Records from a collection of figures
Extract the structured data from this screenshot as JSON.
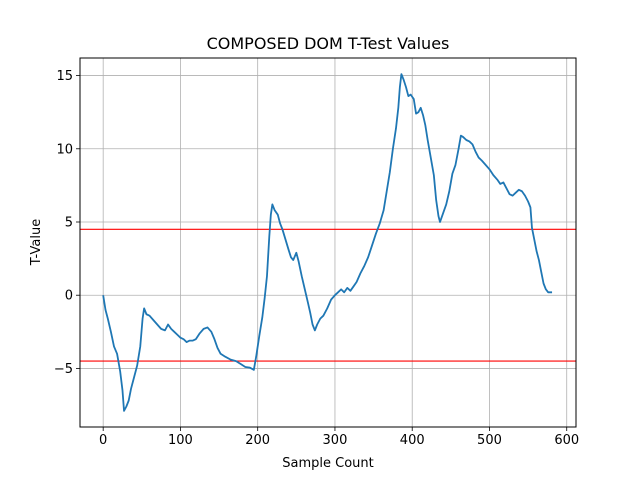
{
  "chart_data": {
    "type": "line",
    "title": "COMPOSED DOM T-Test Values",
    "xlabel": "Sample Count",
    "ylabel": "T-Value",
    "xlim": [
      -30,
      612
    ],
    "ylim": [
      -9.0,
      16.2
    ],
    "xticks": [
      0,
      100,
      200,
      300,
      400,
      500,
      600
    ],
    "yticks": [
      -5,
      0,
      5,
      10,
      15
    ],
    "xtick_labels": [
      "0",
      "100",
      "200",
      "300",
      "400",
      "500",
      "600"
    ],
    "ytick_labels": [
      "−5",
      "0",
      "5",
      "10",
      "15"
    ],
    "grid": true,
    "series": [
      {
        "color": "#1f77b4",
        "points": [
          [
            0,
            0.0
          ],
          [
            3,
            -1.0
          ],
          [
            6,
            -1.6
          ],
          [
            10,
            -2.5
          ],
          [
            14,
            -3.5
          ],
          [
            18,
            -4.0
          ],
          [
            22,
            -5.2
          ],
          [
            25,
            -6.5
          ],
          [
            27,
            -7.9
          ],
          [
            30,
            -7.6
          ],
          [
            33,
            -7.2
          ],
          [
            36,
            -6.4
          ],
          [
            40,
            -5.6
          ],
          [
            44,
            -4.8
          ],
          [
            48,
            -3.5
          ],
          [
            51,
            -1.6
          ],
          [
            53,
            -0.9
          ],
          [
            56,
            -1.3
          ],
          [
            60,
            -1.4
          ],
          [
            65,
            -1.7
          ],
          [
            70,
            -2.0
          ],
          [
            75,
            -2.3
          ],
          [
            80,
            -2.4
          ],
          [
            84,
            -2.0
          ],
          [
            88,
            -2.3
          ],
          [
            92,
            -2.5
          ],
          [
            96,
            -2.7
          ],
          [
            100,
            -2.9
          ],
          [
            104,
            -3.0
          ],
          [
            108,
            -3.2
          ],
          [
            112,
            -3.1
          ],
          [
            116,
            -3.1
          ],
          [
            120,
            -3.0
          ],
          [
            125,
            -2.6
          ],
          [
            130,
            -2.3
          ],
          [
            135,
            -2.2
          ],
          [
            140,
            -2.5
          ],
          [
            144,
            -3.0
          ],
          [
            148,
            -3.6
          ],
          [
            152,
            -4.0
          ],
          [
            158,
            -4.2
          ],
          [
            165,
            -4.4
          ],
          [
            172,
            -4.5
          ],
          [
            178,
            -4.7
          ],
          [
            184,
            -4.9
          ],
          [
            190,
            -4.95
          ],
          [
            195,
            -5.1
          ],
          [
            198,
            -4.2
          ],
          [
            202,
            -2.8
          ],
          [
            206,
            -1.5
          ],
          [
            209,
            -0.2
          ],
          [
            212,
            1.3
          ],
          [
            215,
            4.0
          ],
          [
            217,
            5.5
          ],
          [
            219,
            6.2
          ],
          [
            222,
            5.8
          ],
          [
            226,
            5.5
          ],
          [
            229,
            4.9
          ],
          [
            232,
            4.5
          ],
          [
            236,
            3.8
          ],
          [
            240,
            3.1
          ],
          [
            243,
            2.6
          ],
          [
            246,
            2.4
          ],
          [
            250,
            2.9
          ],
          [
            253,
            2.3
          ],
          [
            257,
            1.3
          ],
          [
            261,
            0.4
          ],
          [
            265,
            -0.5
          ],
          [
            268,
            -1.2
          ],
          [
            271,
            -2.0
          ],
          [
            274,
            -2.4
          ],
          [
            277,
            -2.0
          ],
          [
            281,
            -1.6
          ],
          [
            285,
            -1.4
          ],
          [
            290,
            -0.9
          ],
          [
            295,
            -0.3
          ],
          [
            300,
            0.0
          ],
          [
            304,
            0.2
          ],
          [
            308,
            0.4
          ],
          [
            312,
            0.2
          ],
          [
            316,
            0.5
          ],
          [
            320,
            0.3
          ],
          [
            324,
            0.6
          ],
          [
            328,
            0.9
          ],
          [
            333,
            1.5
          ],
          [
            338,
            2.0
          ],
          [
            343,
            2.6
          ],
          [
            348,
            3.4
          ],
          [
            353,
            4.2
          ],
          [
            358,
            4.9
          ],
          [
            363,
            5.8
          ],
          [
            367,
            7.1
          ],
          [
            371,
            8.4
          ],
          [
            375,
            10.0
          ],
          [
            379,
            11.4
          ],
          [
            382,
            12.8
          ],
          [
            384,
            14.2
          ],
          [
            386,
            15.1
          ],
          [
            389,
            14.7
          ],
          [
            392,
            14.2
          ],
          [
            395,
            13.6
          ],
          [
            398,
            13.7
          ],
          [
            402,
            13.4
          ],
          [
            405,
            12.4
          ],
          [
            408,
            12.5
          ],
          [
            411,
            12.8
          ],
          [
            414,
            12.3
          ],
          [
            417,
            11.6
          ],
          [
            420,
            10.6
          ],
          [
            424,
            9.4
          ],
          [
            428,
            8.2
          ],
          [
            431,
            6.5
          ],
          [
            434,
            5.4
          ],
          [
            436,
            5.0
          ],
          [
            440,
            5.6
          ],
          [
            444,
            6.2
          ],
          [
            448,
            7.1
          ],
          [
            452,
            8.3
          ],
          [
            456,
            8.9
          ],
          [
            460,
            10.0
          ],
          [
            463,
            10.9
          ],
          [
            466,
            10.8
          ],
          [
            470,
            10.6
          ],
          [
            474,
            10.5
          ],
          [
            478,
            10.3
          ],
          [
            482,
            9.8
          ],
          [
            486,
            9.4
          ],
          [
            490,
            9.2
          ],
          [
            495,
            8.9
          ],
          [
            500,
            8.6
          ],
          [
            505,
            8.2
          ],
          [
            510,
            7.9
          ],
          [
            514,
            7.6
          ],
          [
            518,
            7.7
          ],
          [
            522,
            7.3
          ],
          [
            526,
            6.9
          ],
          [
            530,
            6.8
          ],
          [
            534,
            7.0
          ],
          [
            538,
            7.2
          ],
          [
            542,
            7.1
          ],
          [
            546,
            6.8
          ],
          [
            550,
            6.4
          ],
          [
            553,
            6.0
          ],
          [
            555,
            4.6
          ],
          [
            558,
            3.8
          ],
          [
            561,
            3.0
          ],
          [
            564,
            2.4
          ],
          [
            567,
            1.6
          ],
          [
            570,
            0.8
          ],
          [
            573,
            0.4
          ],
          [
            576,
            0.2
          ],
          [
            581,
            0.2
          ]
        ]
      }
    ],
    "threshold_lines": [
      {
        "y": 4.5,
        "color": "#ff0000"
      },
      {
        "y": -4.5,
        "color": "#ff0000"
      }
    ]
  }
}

...

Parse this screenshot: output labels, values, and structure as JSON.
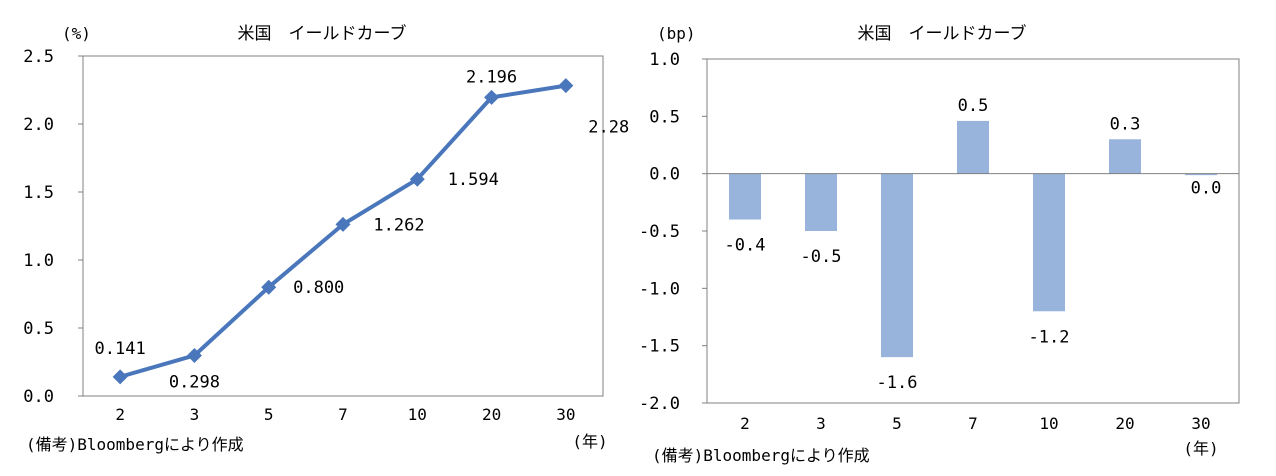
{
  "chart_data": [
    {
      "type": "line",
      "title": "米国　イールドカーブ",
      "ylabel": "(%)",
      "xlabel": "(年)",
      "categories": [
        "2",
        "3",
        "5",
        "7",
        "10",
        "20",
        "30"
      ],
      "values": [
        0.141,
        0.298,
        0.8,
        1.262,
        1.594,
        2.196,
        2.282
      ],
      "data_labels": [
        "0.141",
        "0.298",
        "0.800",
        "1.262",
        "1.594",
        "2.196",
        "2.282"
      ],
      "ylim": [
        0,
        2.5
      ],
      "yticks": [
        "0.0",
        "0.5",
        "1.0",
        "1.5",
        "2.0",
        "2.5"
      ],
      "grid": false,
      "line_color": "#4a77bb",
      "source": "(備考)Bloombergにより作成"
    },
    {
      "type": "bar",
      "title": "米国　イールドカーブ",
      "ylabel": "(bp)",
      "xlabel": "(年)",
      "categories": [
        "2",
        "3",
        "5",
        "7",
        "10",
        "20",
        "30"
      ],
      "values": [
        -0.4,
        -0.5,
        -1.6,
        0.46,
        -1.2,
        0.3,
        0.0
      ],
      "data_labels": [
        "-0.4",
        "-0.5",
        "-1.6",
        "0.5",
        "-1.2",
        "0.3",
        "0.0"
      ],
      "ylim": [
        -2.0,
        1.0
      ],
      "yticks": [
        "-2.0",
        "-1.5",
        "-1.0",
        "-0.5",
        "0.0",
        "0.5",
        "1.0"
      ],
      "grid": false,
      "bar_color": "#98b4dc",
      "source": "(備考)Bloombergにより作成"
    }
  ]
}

TASK TO CARRY OUT =>
How many of the lines above include the string "this"? Answer with the number only.

SOLUTION =>
2